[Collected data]

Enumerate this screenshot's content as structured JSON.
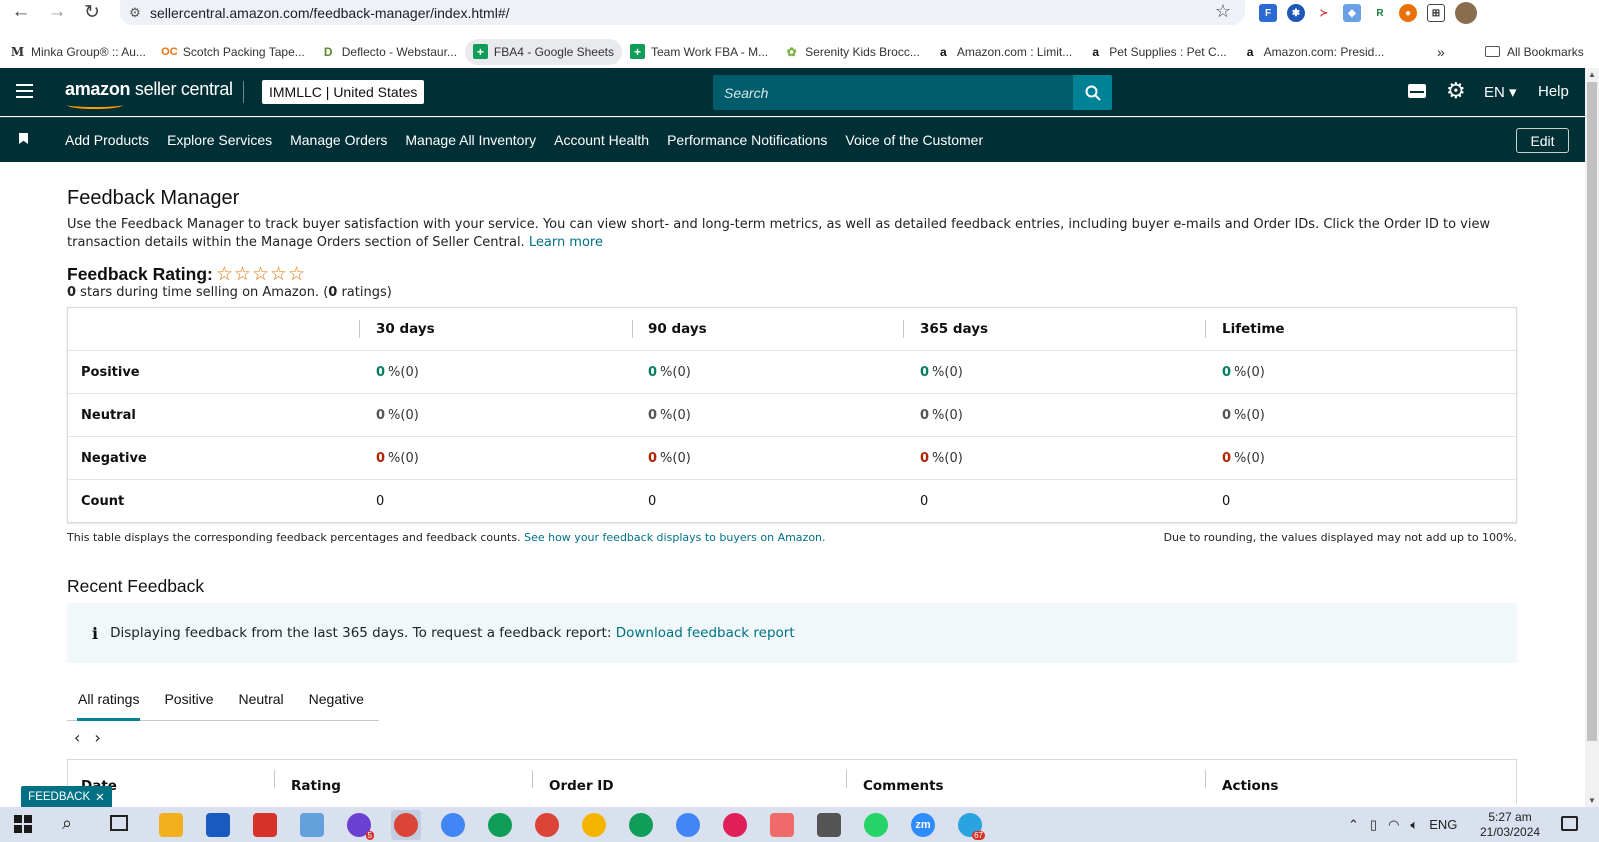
{
  "browser": {
    "url": "sellercentral.amazon.com/feedback-manager/index.html#/",
    "bookmarks": [
      {
        "icon": "M",
        "label": "Minka Group® :: Au...",
        "color": "#333333"
      },
      {
        "icon": "OC",
        "label": "Scotch Packing Tape...",
        "color": "#e8710a"
      },
      {
        "icon": "D",
        "label": "Deflecto - Webstaur...",
        "color": "#5c8a2f"
      },
      {
        "icon": "+",
        "label": "FBA4 - Google Sheets",
        "color": "#0f9d58"
      },
      {
        "icon": "+",
        "label": "Team Work FBA - M...",
        "color": "#0f9d58"
      },
      {
        "icon": "✿",
        "label": "Serenity Kids Brocc...",
        "color": "#7cb342"
      },
      {
        "icon": "a",
        "label": "Amazon.com : Limit...",
        "color": "#111111"
      },
      {
        "icon": "a",
        "label": "Pet Supplies : Pet C...",
        "color": "#111111"
      },
      {
        "icon": "a",
        "label": "Amazon.com: Presid...",
        "color": "#111111"
      }
    ],
    "bookmarks_more": "»",
    "all_bookmarks": "All Bookmarks"
  },
  "header": {
    "logo_brand": "amazon",
    "logo_suffix": " seller central",
    "account": "IMMLLC | United States",
    "search_placeholder": "Search",
    "language": "EN ▾",
    "help": "Help"
  },
  "nav": {
    "items": [
      "Add Products",
      "Explore Services",
      "Manage Orders",
      "Manage All Inventory",
      "Account Health",
      "Performance Notifications",
      "Voice of the Customer"
    ],
    "edit": "Edit"
  },
  "page": {
    "title": "Feedback Manager",
    "intro": "Use the Feedback Manager to track buyer satisfaction with your service. You can view short- and long-term metrics, as well as detailed feedback entries, including buyer e-mails and Order IDs. Click the Order ID to view transaction details within the Manage Orders section of Seller Central.",
    "learn_more": "Learn more",
    "rating_title": "Feedback Rating:",
    "stars": "☆☆☆☆☆",
    "rating_stars": 0,
    "rating_count": "0",
    "rating_sub_1": " stars during time selling on Amazon. (",
    "rating_sub_2": " ratings)"
  },
  "feedback_table": {
    "columns": [
      "30 days",
      "90 days",
      "365 days",
      "Lifetime"
    ],
    "rows": {
      "positive": {
        "label": "Positive",
        "values": [
          "0",
          "0",
          "0",
          "0"
        ],
        "pct": [
          "%(0)",
          "%(0)",
          "%(0)",
          "%(0)"
        ]
      },
      "neutral": {
        "label": "Neutral",
        "values": [
          "0",
          "0",
          "0",
          "0"
        ],
        "pct": [
          "%(0)",
          "%(0)",
          "%(0)",
          "%(0)"
        ]
      },
      "negative": {
        "label": "Negative",
        "values": [
          "0",
          "0",
          "0",
          "0"
        ],
        "pct": [
          "%(0)",
          "%(0)",
          "%(0)",
          "%(0)"
        ]
      },
      "count": {
        "label": "Count",
        "values": [
          "0",
          "0",
          "0",
          "0"
        ]
      }
    },
    "note": "This table displays the corresponding feedback percentages and feedback counts.",
    "note_link": "See how your feedback displays to buyers on Amazon.",
    "rounding_note": "Due to rounding, the values displayed may not add up to 100%."
  },
  "recent": {
    "title": "Recent Feedback",
    "info_text": "Displaying feedback from the last 365 days. To request a feedback report:",
    "info_link": "Download feedback report",
    "tabs": [
      "All ratings",
      "Positive",
      "Neutral",
      "Negative"
    ],
    "list_columns": [
      "Date",
      "Rating",
      "Order ID",
      "Comments",
      "Actions"
    ]
  },
  "feedback_button": "FEEDBACK",
  "taskbar": {
    "apps": [
      {
        "name": "file-explorer",
        "color": "#f2b01e",
        "shape": "sq"
      },
      {
        "name": "word",
        "color": "#185abd",
        "shape": "sq"
      },
      {
        "name": "wps",
        "color": "#d7322c",
        "shape": "sq"
      },
      {
        "name": "notepad",
        "color": "#64a0dc",
        "shape": "sq"
      },
      {
        "name": "app-badge",
        "color": "#6b3fd1",
        "shape": "round",
        "badge": "5"
      },
      {
        "name": "chrome-active",
        "color": "#db4437",
        "shape": "round"
      },
      {
        "name": "chrome",
        "color": "#4285f4",
        "shape": "round"
      },
      {
        "name": "chrome-r",
        "color": "#0f9d58",
        "shape": "round"
      },
      {
        "name": "chrome-r2",
        "color": "#db4437",
        "shape": "round"
      },
      {
        "name": "chrome-r3",
        "color": "#f4b400",
        "shape": "round"
      },
      {
        "name": "chrome-r4",
        "color": "#0f9d58",
        "shape": "round"
      },
      {
        "name": "chrome-r5",
        "color": "#4285f4",
        "shape": "round"
      },
      {
        "name": "slack",
        "color": "#e01e5a",
        "shape": "round"
      },
      {
        "name": "asana",
        "color": "#f06a6a",
        "shape": "sq"
      },
      {
        "name": "calculator",
        "color": "#555555",
        "shape": "sq"
      },
      {
        "name": "whatsapp",
        "color": "#25d366",
        "shape": "round"
      },
      {
        "name": "zoom",
        "color": "#2d8cff",
        "shape": "round",
        "label": "zm"
      },
      {
        "name": "telegram",
        "color": "#2aa3de",
        "shape": "round",
        "badge": "67"
      }
    ],
    "lang": "ENG",
    "time": "5:27 am",
    "date": "21/03/2024"
  }
}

AIM — Output a faithful copy of the data, with each picture left out.

ANSWER FOR THE TASK —
Enumerate this screenshot's content as structured JSON.
{
  "browser": {
    "url": "sellercentral.amazon.com/feedback-manager/index.html#/",
    "bookmarks": [
      {
        "icon": "M",
        "label": "Minka Group® :: Au...",
        "color": "#333333"
      },
      {
        "icon": "OC",
        "label": "Scotch Packing Tape...",
        "color": "#e8710a"
      },
      {
        "icon": "D",
        "label": "Deflecto - Webstaur...",
        "color": "#5c8a2f"
      },
      {
        "icon": "+",
        "label": "FBA4 - Google Sheets",
        "color": "#0f9d58"
      },
      {
        "icon": "+",
        "label": "Team Work FBA - M...",
        "color": "#0f9d58"
      },
      {
        "icon": "✿",
        "label": "Serenity Kids Brocc...",
        "color": "#7cb342"
      },
      {
        "icon": "a",
        "label": "Amazon.com : Limit...",
        "color": "#111111"
      },
      {
        "icon": "a",
        "label": "Pet Supplies : Pet C...",
        "color": "#111111"
      },
      {
        "icon": "a",
        "label": "Amazon.com: Presid...",
        "color": "#111111"
      }
    ],
    "bookmarks_more": "»",
    "all_bookmarks": "All Bookmarks"
  },
  "header": {
    "logo_brand": "amazon",
    "logo_suffix": " seller central",
    "account": "IMMLLC | United States",
    "search_placeholder": "Search",
    "language": "EN ▾",
    "help": "Help"
  },
  "nav": {
    "items": [
      "Add Products",
      "Explore Services",
      "Manage Orders",
      "Manage All Inventory",
      "Account Health",
      "Performance Notifications",
      "Voice of the Customer"
    ],
    "edit": "Edit"
  },
  "page": {
    "title": "Feedback Manager",
    "intro": "Use the Feedback Manager to track buyer satisfaction with your service. You can view short- and long-term metrics, as well as detailed feedback entries, including buyer e-mails and Order IDs. Click the Order ID to view transaction details within the Manage Orders section of Seller Central.",
    "learn_more": "Learn more",
    "rating_title": "Feedback Rating:",
    "stars": "☆☆☆☆☆",
    "rating_stars": 0,
    "rating_count": "0",
    "rating_sub_1": " stars during time selling on Amazon. (",
    "rating_sub_2": " ratings)"
  },
  "feedback_table": {
    "columns": [
      "30 days",
      "90 days",
      "365 days",
      "Lifetime"
    ],
    "rows": {
      "positive": {
        "label": "Positive",
        "values": [
          "0",
          "0",
          "0",
          "0"
        ],
        "pct": [
          "%(0)",
          "%(0)",
          "%(0)",
          "%(0)"
        ]
      },
      "neutral": {
        "label": "Neutral",
        "values": [
          "0",
          "0",
          "0",
          "0"
        ],
        "pct": [
          "%(0)",
          "%(0)",
          "%(0)",
          "%(0)"
        ]
      },
      "negative": {
        "label": "Negative",
        "values": [
          "0",
          "0",
          "0",
          "0"
        ],
        "pct": [
          "%(0)",
          "%(0)",
          "%(0)",
          "%(0)"
        ]
      },
      "count": {
        "label": "Count",
        "values": [
          "0",
          "0",
          "0",
          "0"
        ]
      }
    },
    "note": "This table displays the corresponding feedback percentages and feedback counts.",
    "note_link": "See how your feedback displays to buyers on Amazon.",
    "rounding_note": "Due to rounding, the values displayed may not add up to 100%."
  },
  "recent": {
    "title": "Recent Feedback",
    "info_text": "Displaying feedback from the last 365 days. To request a feedback report:",
    "info_link": "Download feedback report",
    "tabs": [
      "All ratings",
      "Positive",
      "Neutral",
      "Negative"
    ],
    "list_columns": [
      "Date",
      "Rating",
      "Order ID",
      "Comments",
      "Actions"
    ]
  },
  "feedback_button": "FEEDBACK",
  "taskbar": {
    "apps": [
      {
        "name": "file-explorer",
        "color": "#f2b01e",
        "shape": "sq"
      },
      {
        "name": "word",
        "color": "#185abd",
        "shape": "sq"
      },
      {
        "name": "wps",
        "color": "#d7322c",
        "shape": "sq"
      },
      {
        "name": "notepad",
        "color": "#64a0dc",
        "shape": "sq"
      },
      {
        "name": "app-badge",
        "color": "#6b3fd1",
        "shape": "round",
        "badge": "5"
      },
      {
        "name": "chrome-active",
        "color": "#db4437",
        "shape": "round"
      },
      {
        "name": "chrome",
        "color": "#4285f4",
        "shape": "round"
      },
      {
        "name": "chrome-r",
        "color": "#0f9d58",
        "shape": "round"
      },
      {
        "name": "chrome-r2",
        "color": "#db4437",
        "shape": "round"
      },
      {
        "name": "chrome-r3",
        "color": "#f4b400",
        "shape": "round"
      },
      {
        "name": "chrome-r4",
        "color": "#0f9d58",
        "shape": "round"
      },
      {
        "name": "chrome-r5",
        "color": "#4285f4",
        "shape": "round"
      },
      {
        "name": "slack",
        "color": "#e01e5a",
        "shape": "round"
      },
      {
        "name": "asana",
        "color": "#f06a6a",
        "shape": "sq"
      },
      {
        "name": "calculator",
        "color": "#555555",
        "shape": "sq"
      },
      {
        "name": "whatsapp",
        "color": "#25d366",
        "shape": "round"
      },
      {
        "name": "zoom",
        "color": "#2d8cff",
        "shape": "round",
        "label": "zm"
      },
      {
        "name": "telegram",
        "color": "#2aa3de",
        "shape": "round",
        "badge": "67"
      }
    ],
    "lang": "ENG",
    "time": "5:27 am",
    "date": "21/03/2024"
  }
}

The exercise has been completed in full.